- Set task
Below are the records. Gather each line that holds "đang".

A block of data:
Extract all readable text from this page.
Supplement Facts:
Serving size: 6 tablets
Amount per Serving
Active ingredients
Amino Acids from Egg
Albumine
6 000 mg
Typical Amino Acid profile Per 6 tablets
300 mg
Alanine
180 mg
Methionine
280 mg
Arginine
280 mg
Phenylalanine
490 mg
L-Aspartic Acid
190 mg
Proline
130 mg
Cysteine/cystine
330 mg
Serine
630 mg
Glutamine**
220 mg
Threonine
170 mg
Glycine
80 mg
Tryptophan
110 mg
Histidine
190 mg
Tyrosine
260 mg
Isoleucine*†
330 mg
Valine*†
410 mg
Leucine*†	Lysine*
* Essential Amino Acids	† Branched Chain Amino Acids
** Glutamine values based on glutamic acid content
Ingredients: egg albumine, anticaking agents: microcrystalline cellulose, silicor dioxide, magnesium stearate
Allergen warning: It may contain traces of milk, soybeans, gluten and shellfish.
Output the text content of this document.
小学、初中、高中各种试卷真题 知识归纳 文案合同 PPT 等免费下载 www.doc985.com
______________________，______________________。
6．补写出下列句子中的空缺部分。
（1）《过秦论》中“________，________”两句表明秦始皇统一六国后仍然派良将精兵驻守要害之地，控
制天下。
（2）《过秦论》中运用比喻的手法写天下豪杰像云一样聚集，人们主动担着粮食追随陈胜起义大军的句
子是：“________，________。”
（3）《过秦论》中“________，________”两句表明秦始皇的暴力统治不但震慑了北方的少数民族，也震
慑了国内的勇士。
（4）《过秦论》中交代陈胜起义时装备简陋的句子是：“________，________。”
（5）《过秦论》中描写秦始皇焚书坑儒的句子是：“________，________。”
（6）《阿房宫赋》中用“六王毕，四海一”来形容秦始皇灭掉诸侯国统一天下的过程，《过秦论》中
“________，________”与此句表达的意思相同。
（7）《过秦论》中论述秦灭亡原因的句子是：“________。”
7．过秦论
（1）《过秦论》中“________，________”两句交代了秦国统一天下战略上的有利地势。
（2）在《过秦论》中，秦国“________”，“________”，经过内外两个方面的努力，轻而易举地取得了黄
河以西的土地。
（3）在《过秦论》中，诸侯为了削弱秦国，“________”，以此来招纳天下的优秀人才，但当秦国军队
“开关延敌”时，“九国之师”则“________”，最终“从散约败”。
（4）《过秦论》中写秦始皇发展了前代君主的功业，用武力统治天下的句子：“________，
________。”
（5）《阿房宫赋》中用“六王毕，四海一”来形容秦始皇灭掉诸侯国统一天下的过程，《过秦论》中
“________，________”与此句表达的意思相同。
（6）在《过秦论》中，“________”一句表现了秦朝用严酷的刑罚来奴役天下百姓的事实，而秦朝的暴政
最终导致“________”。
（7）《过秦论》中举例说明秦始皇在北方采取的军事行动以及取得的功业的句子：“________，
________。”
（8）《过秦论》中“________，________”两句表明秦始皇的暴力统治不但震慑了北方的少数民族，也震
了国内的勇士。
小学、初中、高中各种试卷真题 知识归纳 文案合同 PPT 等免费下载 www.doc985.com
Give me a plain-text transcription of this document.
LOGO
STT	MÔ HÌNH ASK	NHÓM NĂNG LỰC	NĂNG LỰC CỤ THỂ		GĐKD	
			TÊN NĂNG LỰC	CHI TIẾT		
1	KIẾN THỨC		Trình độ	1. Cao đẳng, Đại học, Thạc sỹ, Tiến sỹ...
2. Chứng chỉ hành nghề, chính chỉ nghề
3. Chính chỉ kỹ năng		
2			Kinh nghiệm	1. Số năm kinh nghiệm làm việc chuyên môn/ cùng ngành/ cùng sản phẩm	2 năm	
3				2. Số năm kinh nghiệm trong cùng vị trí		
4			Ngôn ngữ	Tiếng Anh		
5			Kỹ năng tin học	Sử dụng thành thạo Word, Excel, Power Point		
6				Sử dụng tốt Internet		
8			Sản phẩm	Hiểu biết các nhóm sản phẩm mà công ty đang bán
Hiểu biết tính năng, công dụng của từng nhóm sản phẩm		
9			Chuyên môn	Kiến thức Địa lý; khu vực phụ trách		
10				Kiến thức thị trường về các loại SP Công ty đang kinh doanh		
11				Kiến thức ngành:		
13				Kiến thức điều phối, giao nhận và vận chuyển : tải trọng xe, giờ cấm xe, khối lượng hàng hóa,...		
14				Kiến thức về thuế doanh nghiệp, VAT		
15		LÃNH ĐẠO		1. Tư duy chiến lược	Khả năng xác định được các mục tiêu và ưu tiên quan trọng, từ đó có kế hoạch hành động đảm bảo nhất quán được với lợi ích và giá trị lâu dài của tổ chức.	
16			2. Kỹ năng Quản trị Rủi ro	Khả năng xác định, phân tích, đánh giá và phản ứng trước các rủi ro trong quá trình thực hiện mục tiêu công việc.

- Task output
8			Sản phẩm	Hiểu biết các nhóm sản phẩm mà công ty đang bán
10				Kiến thức thị trường về các loại SP Công ty đang kinh doanh		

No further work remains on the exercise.